Exercise. Review the lines that follow and copy each one that contains the word "ffffff".

------

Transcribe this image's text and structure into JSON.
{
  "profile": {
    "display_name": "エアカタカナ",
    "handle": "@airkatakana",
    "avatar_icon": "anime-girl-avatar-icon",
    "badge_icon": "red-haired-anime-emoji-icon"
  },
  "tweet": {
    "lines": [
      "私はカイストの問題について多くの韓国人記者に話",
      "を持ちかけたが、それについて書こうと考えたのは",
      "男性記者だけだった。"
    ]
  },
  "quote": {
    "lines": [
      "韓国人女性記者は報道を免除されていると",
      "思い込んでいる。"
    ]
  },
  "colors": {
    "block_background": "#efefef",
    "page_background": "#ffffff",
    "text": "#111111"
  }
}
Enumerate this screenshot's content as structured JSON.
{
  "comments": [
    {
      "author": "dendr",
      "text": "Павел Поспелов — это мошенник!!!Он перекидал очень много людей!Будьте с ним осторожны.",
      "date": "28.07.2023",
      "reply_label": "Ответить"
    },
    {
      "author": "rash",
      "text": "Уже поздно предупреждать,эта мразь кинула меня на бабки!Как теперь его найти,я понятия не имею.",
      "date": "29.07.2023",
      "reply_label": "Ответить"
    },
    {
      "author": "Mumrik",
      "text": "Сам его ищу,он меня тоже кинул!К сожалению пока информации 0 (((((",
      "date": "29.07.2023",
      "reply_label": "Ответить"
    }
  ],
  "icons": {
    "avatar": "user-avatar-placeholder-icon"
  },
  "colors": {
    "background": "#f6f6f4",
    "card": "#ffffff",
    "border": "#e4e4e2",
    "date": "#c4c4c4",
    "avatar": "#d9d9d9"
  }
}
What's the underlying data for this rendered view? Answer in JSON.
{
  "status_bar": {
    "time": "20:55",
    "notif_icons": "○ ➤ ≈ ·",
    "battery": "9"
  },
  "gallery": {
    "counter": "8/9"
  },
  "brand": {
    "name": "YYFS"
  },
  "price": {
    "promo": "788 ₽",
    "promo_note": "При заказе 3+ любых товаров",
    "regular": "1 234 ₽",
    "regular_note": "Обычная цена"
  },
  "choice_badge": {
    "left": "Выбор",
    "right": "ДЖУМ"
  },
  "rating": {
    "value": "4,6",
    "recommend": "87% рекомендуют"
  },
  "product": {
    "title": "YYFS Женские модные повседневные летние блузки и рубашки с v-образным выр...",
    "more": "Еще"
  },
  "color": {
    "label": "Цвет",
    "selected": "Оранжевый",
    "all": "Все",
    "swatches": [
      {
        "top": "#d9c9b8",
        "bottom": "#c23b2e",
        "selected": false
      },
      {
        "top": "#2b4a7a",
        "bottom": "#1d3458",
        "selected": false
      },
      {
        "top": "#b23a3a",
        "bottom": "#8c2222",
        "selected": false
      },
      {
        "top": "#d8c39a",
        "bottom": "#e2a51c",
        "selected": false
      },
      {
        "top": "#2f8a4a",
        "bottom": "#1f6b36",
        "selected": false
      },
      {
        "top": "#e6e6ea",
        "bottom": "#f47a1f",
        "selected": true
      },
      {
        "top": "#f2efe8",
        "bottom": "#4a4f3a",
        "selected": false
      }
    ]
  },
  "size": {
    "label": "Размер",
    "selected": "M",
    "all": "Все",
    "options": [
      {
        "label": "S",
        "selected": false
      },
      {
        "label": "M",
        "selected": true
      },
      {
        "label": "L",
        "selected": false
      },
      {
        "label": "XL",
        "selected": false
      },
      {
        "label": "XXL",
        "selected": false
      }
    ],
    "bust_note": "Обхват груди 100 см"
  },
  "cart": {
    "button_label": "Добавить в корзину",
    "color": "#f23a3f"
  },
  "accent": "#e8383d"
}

------

Exercise result.
    "page_background": "#ffffff",
    "card": "#ffffff",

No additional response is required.